:: Exercise task ::
All material below is to be reproduced exactly.

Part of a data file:
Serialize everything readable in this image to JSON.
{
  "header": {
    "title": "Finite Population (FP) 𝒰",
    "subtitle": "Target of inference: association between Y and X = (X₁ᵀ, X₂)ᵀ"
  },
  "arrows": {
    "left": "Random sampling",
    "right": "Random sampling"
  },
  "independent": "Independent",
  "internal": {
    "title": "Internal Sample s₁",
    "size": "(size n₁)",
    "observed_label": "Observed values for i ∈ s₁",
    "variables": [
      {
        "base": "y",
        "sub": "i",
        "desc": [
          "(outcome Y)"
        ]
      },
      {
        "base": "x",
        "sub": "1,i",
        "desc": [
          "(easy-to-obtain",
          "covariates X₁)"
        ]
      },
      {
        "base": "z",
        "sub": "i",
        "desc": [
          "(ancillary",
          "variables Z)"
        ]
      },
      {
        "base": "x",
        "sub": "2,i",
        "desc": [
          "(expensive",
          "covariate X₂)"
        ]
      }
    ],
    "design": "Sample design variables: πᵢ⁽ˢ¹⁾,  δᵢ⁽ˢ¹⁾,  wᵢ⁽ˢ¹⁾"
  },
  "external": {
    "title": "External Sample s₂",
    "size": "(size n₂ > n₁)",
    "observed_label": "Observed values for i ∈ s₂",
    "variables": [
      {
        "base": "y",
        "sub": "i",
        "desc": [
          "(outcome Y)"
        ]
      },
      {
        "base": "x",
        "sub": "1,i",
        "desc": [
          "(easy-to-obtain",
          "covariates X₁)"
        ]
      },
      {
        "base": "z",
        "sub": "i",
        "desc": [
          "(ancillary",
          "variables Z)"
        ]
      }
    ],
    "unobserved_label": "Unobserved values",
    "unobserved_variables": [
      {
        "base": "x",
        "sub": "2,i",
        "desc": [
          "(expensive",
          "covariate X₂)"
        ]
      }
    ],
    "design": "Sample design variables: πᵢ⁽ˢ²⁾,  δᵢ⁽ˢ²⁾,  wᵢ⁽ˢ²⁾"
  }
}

:: Right answer ::
Serialize everything readable in this image to JSON.
{
  "header": {
    "title": "Finite Population (FP) 𝒰",
    "subtitle": "Target of inference: association between Y and X = (X₁ᵀ, X₂)ᵀ"
  },
  "arrows": {
    "left": "Random sampling",
    "right": "Random sampling"
  },
  "independent": "Independent",
  "internal": {
    "title": "Internal Sample s₁",
    "size": "(size n₁)",
    "observed_label": "Observed values for i ∈ s₁",
    "variables": [
      {
        "base": "y",
        "sub": "i",
        "desc": [
          "(outcome Y)"
        ]
      },
      {
        "base": "x",
        "sub": "1,i",
        "desc": [
          "(easy-to-obtain",
          "covariates X₁)"
        ]
      },
      {
        "base": "z",
        "sub": "i",
        "desc": [
          "(ancillary",
          "variables Z)"
        ]
      },
      {
        "base": "x",
        "sub": "2,i",
        "desc": [
          "(expensive",
          "covariate X₂)"
        ]
      }
    ],
    "design": "Sample design variables: πᵢ⁽ˢ¹⁾,  δᵢ⁽ˢ¹⁾,  wᵢ⁽ˢ¹⁾"
  },
  "external": {
    "title": "External Sample s₂",
    "size": "(size n₂ > n₁)",
    "observed_label": "Observed values for i ∈ s₂",
    "variables": [
      {
        "base": "y",
        "sub": "i",
        "desc": [
          "(outcome Y)"
        ]
      },
      {
        "base": "x",
        "sub": "1,i",
        "desc": [
          "(easy-to-obtain",
          "covariates X₁)"
        ]
      },
      {
        "base": "z",
        "sub": "i",
        "desc": [
          "(ancillary",
          "variables Z)"
        ]
      }
    ],
    "unobserved_label": "Unobserved values",
    "unobserved_variables": [
      {
        "base": "x",
        "sub": "2,i",
        "desc": [
          "(expensive",
          "covariate X₂)"
        ]
      }
    ],
    "design": "Sample design variables: πᵢ⁽ˢ²⁾,  δᵢ⁽ˢ²⁾,  wᵢ⁽ˢ²⁾"
  }
}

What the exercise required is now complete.